[任务组]:
**a.** 根据黑白青蛙题目的节选，青蛙们的总力量为什么可能会变化？请用一到三句话说明。
**b.** 接着黑白青蛙题目的最后一句续写下去。

In the Kingdom of Black and White (KBW), there are two kinds of frogs: black frog and white frog.
Now N frogs are standing in a line, some of them are black, the others are white. The total
strength of those frogs are calculated by dividing the line into minimum parts, each part should still be
continuous, and can only contain one kind of frog. Then the strength is the sum of the squared length
for each part.
However, an old, evil witch comes, and tells the frogs that she will change the color of at most one
frog and thus the strength of those frogs might change.
The frogs wonder the maximum possible strength after the witch finishes her job.
Input
First line contains an integer T, which indicates the number of test cases.
Every test case only contains a string with length N, including only 0 (representing a black frog)
and 1 (representing a white frog).
Restrictions:
• 1 ≤ T ≤ 50.
• for 60% data, 1 ≤ N ≤ 1000.
• for 100% data, 1 ≤ N ≤ 105
.
• the string only contains 0 and 1.

[收集数据]:
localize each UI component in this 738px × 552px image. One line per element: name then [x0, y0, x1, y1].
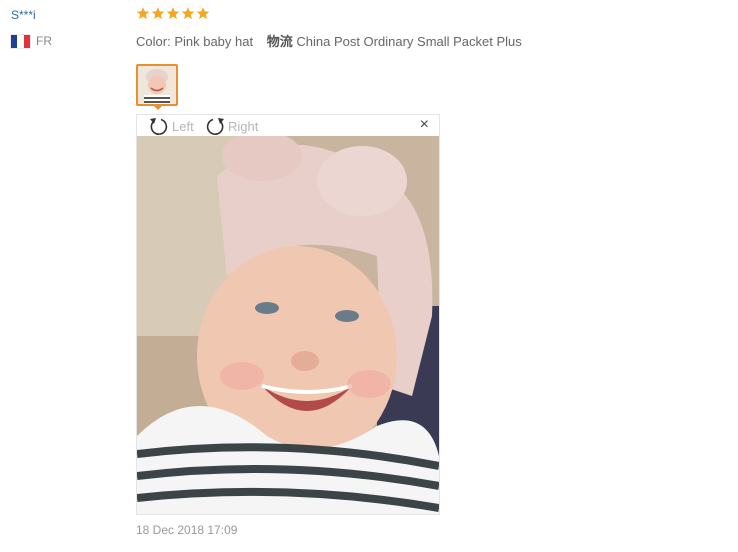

[练习答案]:
**a.** 因为邪恶的老女巫告诉青蛙们，她会改变至多一只青蛙的颜色。总力量是按颜色把队伍划分成连续的单色部分后计算出来的，所以颜色一变，力量就可能随之改变。

**b.**
Output
For every test case, you should output ‘Case #x: y’, where x indicates the case number and counts
from 1 and y is the answer.
Sample Input
2
000011
0101
Sample Output
Case #1: 26
Case #2: 10
题目大概:
给你一个01串,然后连续的0或1的个数的平方是这一段串的价值,可以修改一个字符的类型,求串的总价值。
比如例题 000011 价值为20 ---》修改为000001 价值为26
思路:
分两种情况讨论求出最大值。
首先把连续的一段01串都合并为一个数据结构,一起算。
然后连续的两段串,可以把少的串的一个字符修改成多的。计算最大值。
连续三段串,中间串长度为1.可以把三段串连起来,求最大值。
这样两种情况求最大,注意爆long long
代码:
#include<bits/stdc++.h>
using namespace std;
#define ll long long
const int maxn=1e5+10;
const int INF=0x3f3f3f3f;
const int mod=1e9+7;
string s;
struct node
{
ll id,length;
} G[maxn];
int tem;
int main()
{
int t;
int ans=1;
scanf("%d",&t);
while(t--)
{
cin>>s;
memset(G,0,sizeof(G));
int l=s.size();
tem=0;
int flag=-1;
ll sum=0;
for(int i=0; i<l; i++)
{
int w=s[i]-'0';
if(flag==w)sum++;
else if(sum!=0)
{
G[tem].id=flag;
G[tem++].length=sum;
flag=w;
sum=1;
}
else
{
flag=w;
sum=1;
}
}
if(sum>0)
{
G[tem].id=flag;
G[tem++].length=sum;
}
ll max_1=0;
ll sum_1=0;
for(int i=0; i<tem; i++)
{
//cout<<G[i].length<<endl;
sum_1+=G[i].length*G[i].length;
}
max_1=sum_1;
for(int i=0; i<tem-1; i++)
{
ll l1=G[i].length;
ll l2=G[i+1].length;
if(l1<l2)swap(l1,l2);
max_1=max(max_1,sum_1-l1*l1-l2*l2+(l1+1)*(l1+1)+(l2-1)*(l2-1));
}
for(int i=0; i<tem-2; i++)
{
ll l1=G[i].length;
ll l2=G[i+1].length;
ll l3=G[i+2].length;
if(l2==1)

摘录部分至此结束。